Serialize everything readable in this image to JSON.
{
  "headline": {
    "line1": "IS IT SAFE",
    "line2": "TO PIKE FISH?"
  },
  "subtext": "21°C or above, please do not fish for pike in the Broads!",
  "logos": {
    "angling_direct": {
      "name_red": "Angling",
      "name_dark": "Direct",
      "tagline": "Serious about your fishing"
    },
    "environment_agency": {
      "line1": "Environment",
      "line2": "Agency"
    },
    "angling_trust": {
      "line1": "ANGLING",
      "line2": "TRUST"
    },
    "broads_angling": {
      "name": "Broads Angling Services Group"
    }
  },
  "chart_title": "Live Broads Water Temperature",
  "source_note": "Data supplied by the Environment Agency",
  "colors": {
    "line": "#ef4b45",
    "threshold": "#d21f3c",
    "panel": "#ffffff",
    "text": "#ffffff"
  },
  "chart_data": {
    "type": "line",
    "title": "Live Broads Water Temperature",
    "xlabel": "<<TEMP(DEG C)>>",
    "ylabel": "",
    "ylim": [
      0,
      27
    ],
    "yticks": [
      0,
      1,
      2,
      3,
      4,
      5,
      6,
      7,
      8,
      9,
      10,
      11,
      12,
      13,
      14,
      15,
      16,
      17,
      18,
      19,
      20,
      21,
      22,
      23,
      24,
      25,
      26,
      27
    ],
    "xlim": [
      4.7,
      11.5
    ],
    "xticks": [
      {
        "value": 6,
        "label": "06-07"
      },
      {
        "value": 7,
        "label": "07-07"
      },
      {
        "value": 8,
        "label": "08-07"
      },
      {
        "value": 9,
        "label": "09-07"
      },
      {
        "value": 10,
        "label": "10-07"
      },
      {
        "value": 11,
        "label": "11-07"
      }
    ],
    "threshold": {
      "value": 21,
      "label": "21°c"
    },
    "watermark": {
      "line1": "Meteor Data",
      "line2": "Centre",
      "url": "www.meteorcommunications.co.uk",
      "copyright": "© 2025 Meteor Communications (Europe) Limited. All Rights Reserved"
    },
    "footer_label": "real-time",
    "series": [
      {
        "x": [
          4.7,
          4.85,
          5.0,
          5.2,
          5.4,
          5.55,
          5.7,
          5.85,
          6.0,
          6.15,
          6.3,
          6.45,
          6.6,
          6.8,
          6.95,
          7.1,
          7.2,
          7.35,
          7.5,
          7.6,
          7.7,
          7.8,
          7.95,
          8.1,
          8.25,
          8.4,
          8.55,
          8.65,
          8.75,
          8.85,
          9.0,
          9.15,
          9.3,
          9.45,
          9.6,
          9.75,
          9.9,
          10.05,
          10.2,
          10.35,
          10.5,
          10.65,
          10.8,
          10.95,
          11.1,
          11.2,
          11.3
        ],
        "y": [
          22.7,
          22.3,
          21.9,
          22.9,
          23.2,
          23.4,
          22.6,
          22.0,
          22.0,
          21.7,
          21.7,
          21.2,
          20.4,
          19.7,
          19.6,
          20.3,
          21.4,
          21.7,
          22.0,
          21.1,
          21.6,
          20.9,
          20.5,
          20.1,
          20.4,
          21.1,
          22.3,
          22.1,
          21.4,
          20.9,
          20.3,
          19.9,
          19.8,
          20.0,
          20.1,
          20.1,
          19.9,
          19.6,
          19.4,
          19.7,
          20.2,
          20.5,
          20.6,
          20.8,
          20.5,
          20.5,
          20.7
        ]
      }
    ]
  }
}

= = =

WHAT IS EXPECTED: Copy all lines from the data that hold the word "Live".

TASK SOLUTION:
  "chart_title": "Live Broads Water Temperature",
    "title": "Live Broads Water Temperature",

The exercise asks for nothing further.